INPUT:
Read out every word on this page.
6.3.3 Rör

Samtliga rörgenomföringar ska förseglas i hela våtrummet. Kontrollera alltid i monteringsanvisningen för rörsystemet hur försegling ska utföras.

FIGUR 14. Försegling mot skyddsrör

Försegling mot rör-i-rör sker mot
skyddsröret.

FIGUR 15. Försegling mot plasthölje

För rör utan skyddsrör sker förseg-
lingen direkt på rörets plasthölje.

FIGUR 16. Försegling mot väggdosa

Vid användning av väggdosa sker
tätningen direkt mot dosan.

YOUR TASK:
An exact copy of every entry is the expected result.

RESULT FOR THIS EXERCISE:
Read out every word on this page.
6.3.3 Rör

Samtliga rörgenomföringar ska förseglas i hela våtrummet. Kontrollera alltid i monteringsanvisningen för rörsystemet hur försegling ska utföras.

FIGUR 14. Försegling mot skyddsrör

Försegling mot rör-i-rör sker mot
skyddsröret.

FIGUR 15. Försegling mot plasthölje

För rör utan skyddsrör sker förseg-
lingen direkt på rörets plasthölje.

FIGUR 16. Försegling mot väggdosa

Vid användning av väggdosa sker
tätningen direkt mot dosan.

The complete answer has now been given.